What the task asks =
Please give every line of the material below as a numbered list, leaving out blank lines and pictures.

○ ○ ○

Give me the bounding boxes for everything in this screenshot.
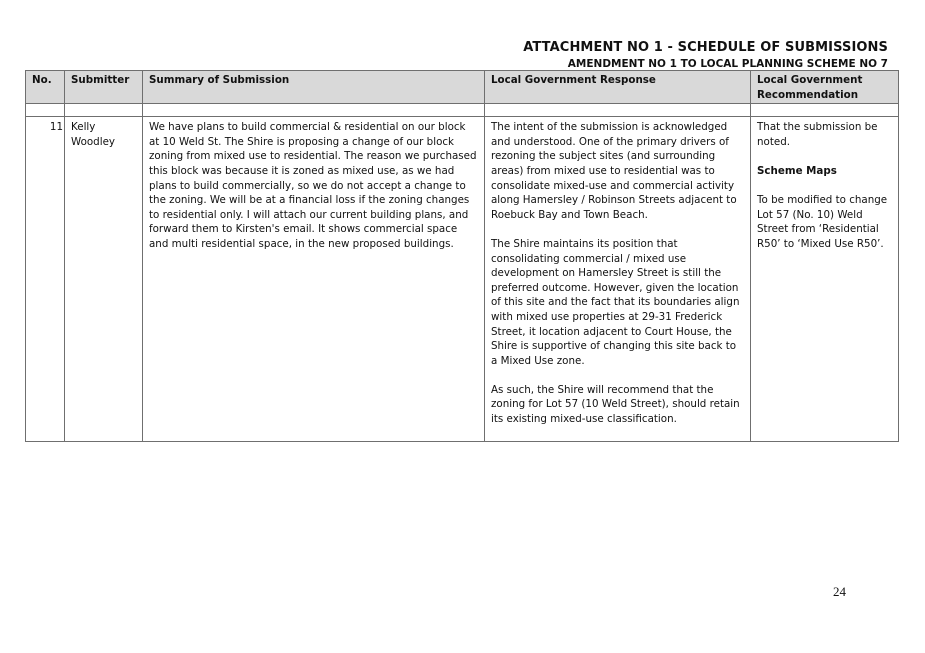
government-recommendation xyxy=(751,117,899,441)
column-header-recommendation: Local Government Recommendation xyxy=(751,71,899,104)
table-row xyxy=(26,117,899,441)
recommendation-detail: To be modified to change Lot 57 (No. 10) Weld Street from ‘Residential R50’ to ‘Mixed Use R50’. xyxy=(757,194,888,250)
response-paragraph: The intent of the submission is acknowledged and understood. One of the primary drivers of rezoning the subject sites (and surrounding areas) from mixed use to residential was to consolidate mixed-use and commercial activity along Hamersley / Robinson Streets adjacent to Roebuck Bay and Town Beach. xyxy=(491,121,737,221)
column-header-response: Local Government Response xyxy=(485,71,751,104)
recommendation-note: That the submission be noted. xyxy=(757,121,878,148)
empty-cell xyxy=(65,104,143,117)
document-title: ATTACHMENT NO 1 - SCHEDULE OF SUBMISSIONS xyxy=(523,40,888,55)
empty-cell xyxy=(26,104,65,117)
submission-number: 11 xyxy=(26,117,65,441)
empty-cell xyxy=(143,104,485,117)
empty-cell xyxy=(751,104,899,117)
column-header-no: No. xyxy=(26,71,65,104)
response-paragraph: The Shire maintains its position that consolidating commercial / mixed use development on Hamersley Street is still the preferred outcome. However, given the location of this site and the fact that its boundaries align with mixed use properties at 29-31 Frederick Street, it location adjacent to Court House, the Shire is supportive of changing this site back to a Mixed Use zone. xyxy=(491,237,740,367)
column-header-submitter: Submitter xyxy=(65,71,143,104)
submission-summary: We have plans to build commercial & residential on our block at 10 Weld St. The Shire is proposing a change of our block zoning from mixed use to residential. The reason we purchased this block was because it is zoned as mixed use, as we had plans to build commercially, so we do not accept a change to the zoning. We will be at a financial loss if the zoning changes to residential only. I will attach our current building plans, and forward them to Kirsten's email. It shows commercial space and multi residential space, in the new proposed buildings. xyxy=(143,117,485,441)
document-subtitle: AMENDMENT NO 1 TO LOCAL PLANNING SCHEME NO 7 xyxy=(567,58,888,70)
table-header-row xyxy=(26,71,899,104)
response-paragraph: As such, the Shire will recommend that the zoning for Lot 57 (10 Weld Street), should retain its existing mixed-use classification. xyxy=(491,383,740,426)
page-number: 24 xyxy=(833,584,846,599)
submitter-name: Kelly Woodley xyxy=(65,117,143,441)
column-header-summary: Summary of Submission xyxy=(143,71,485,104)
empty-spacer-row xyxy=(26,104,899,117)
empty-cell xyxy=(485,104,751,117)
recommendation-heading: Scheme Maps xyxy=(757,164,837,177)
submissions-table xyxy=(25,70,899,442)
government-response xyxy=(485,117,751,441)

○ ○ ○

Response to the exercise =
1. Give me the bounding boxes for everything in this screenshot.
2. government-recommendation xyxy=(751,117,899,441)
3. column-header-recommendation: Local Government Recommendation xyxy=(751,71,899,104)
4. table-row xyxy=(26,117,899,441)
5. recommendation-detail: To be modified to change Lot 57 (No. 10) Weld Street from ‘Residential R50’ to ‘Mixed Use R50’. xyxy=(757,194,888,250)
6. response-paragraph: The intent of the submission is acknowledged and understood. One of the primary drivers of rezoning the subject sites (and surrounding areas) from mixed use to residential was to consolidate mixed-use and commercial activity along Hamersley / Robinson Streets adjacent to Roebuck Bay and Town Beach. xyxy=(491,121,737,221)
7. column-header-response: Local Government Response xyxy=(485,71,751,104)
8. recommendation-note: That the submission be noted. xyxy=(757,121,878,148)
9. empty-cell xyxy=(65,104,143,117)
10. document-title: ATTACHMENT NO 1 - SCHEDULE OF SUBMISSIONS xyxy=(523,40,888,55)
11. empty-cell xyxy=(26,104,65,117)
12. submission-number: 11 xyxy=(26,117,65,441)
13. empty-cell xyxy=(143,104,485,117)
14. empty-cell xyxy=(751,104,899,117)
15. column-header-no: No. xyxy=(26,71,65,104)
16. response-paragraph: The Shire maintains its position that consolidating commercial / mixed use development on Hamersley Street is still the preferred outcome. However, given the location of this site and the fact that its boundaries align with mixed use properties at 29-31 Frederick Street, it location adjacent to Court House, the Shire is supportive of changing this site back to a Mixed Use zone. xyxy=(491,237,740,367)
17. column-header-submitter: Submitter xyxy=(65,71,143,104)
18. submission-summary: We have plans to build commercial & residential on our block at 10 Weld St. The Shire is proposing a change of our block zoning from mixed use to residential. The reason we purchased this block was because it is zoned as mixed use, as we had plans to build commercially, so we do not accept a change to the zoning. We will be at a financial loss if the zoning changes to residential only. I will attach our current building plans, and forward them to Kirsten's email. It shows commercial space and multi residential space, in the new proposed buildings. xyxy=(143,117,485,441)
19. document-subtitle: AMENDMENT NO 1 TO LOCAL PLANNING SCHEME NO 7 xyxy=(567,58,888,70)
20. table-header-row xyxy=(26,71,899,104)
21. response-paragraph: As such, the Shire will recommend that the zoning for Lot 57 (10 Weld Street), should retain its existing mixed-use classification. xyxy=(491,383,740,426)
22. page-number: 24 xyxy=(833,584,846,599)
23. submitter-name: Kelly Woodley xyxy=(65,117,143,441)
24. column-header-summary: Summary of Submission xyxy=(143,71,485,104)
25. empty-spacer-row xyxy=(26,104,899,117)
26. empty-cell xyxy=(485,104,751,117)
27. recommendation-heading: Scheme Maps xyxy=(757,164,837,177)
28. submissions-table xyxy=(25,70,899,442)
29. government-response xyxy=(485,117,751,441)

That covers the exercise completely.